Objective.
Gather all lines in the entries that include the word "page".
******
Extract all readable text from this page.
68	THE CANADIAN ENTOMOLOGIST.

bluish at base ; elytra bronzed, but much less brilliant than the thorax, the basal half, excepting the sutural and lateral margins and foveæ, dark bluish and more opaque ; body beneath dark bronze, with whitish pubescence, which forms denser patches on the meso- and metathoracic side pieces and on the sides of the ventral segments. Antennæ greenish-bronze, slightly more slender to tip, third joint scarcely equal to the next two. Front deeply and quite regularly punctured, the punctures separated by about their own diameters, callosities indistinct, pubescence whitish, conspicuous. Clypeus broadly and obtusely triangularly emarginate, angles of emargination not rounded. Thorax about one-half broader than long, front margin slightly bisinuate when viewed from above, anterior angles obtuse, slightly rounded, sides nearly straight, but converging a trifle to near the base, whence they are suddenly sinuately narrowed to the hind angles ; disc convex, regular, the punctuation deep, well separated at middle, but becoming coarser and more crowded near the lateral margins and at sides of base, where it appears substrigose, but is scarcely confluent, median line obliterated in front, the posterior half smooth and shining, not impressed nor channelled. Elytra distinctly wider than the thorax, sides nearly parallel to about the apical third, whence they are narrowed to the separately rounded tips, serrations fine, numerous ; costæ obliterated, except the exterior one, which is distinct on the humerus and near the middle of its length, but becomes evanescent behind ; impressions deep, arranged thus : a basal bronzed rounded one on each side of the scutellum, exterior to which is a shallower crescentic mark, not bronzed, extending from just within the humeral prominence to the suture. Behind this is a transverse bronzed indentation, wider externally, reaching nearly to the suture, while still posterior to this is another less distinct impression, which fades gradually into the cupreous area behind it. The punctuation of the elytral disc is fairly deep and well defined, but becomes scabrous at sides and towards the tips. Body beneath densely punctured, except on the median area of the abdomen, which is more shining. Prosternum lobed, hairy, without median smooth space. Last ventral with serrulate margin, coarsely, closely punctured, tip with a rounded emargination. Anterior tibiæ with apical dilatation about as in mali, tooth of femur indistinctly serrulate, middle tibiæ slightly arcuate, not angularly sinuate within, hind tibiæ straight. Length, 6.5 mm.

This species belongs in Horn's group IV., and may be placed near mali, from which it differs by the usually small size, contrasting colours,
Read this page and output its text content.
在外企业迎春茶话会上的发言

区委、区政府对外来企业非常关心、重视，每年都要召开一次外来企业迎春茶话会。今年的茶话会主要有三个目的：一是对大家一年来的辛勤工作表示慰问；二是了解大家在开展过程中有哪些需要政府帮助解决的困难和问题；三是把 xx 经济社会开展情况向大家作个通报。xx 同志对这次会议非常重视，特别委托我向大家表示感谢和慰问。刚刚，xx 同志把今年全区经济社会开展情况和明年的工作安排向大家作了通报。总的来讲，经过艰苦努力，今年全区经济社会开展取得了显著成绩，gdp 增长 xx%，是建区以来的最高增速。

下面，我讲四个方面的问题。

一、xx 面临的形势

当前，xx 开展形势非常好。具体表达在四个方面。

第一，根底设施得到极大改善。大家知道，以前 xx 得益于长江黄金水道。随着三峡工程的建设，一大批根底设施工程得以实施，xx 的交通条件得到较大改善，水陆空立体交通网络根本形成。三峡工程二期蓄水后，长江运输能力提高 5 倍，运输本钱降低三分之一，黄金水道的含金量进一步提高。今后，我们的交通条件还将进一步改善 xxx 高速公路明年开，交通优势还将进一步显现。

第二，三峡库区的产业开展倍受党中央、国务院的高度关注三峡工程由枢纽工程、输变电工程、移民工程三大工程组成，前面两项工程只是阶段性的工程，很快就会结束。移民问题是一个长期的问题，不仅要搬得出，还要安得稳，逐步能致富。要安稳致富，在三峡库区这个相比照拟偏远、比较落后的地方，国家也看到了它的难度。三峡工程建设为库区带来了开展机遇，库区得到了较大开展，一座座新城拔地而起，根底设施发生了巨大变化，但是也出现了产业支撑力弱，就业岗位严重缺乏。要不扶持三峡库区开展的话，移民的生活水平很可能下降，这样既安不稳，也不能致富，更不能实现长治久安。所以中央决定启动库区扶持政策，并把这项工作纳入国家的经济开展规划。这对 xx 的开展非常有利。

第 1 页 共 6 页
******
Output.
Extract all readable text from this page.
Read this page and output its text content.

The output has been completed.